» TASK PROMPT
Output an exact reproduction of the data.

» RECORD SET
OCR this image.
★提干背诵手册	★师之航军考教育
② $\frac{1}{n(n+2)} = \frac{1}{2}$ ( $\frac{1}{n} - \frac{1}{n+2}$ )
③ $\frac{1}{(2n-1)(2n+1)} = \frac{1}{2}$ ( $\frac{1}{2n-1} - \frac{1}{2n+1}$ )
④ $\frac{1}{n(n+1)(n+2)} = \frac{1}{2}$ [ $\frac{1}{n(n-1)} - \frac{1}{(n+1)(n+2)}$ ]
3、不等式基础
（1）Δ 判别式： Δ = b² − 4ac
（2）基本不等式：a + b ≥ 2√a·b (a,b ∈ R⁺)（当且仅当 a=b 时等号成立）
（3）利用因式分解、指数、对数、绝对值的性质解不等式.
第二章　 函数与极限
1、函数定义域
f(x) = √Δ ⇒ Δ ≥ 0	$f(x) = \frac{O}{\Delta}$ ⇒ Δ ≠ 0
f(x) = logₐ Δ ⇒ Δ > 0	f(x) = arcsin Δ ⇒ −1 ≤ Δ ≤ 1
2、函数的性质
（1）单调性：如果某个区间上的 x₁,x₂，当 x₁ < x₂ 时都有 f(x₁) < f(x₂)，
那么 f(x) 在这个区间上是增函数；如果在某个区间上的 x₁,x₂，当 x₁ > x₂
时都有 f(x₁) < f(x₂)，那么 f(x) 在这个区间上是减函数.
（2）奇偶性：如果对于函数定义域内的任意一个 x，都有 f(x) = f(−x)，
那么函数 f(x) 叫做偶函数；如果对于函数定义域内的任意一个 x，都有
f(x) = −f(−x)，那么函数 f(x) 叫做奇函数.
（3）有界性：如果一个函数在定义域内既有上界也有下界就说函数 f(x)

» TASK RESPONSE
OCR this image.
★提干背诵手册	★师之航军考教育
② $\frac{1}{n(n+2)} = \frac{1}{2}$ ( $\frac{1}{n} - \frac{1}{n+2}$ )
③ $\frac{1}{(2n-1)(2n+1)} = \frac{1}{2}$ ( $\frac{1}{2n-1} - \frac{1}{2n+1}$ )
④ $\frac{1}{n(n+1)(n+2)} = \frac{1}{2}$ [ $\frac{1}{n(n-1)} - \frac{1}{(n+1)(n+2)}$ ]
3、不等式基础
（1）Δ 判别式： Δ = b² − 4ac
（2）基本不等式：a + b ≥ 2√a·b (a,b ∈ R⁺)（当且仅当 a=b 时等号成立）
（3）利用因式分解、指数、对数、绝对值的性质解不等式.
第二章　 函数与极限
1、函数定义域
f(x) = √Δ ⇒ Δ ≥ 0	$f(x) = \frac{O}{\Delta}$ ⇒ Δ ≠ 0
f(x) = logₐ Δ ⇒ Δ > 0	f(x) = arcsin Δ ⇒ −1 ≤ Δ ≤ 1
2、函数的性质
（1）单调性：如果某个区间上的 x₁,x₂，当 x₁ < x₂ 时都有 f(x₁) < f(x₂)，
那么 f(x) 在这个区间上是增函数；如果在某个区间上的 x₁,x₂，当 x₁ > x₂
时都有 f(x₁) < f(x₂)，那么 f(x) 在这个区间上是减函数.
（2）奇偶性：如果对于函数定义域内的任意一个 x，都有 f(x) = f(−x)，
那么函数 f(x) 叫做偶函数；如果对于函数定义域内的任意一个 x，都有
f(x) = −f(−x)，那么函数 f(x) 叫做奇函数.
（3）有界性：如果一个函数在定义域内既有上界也有下界就说函数 f(x)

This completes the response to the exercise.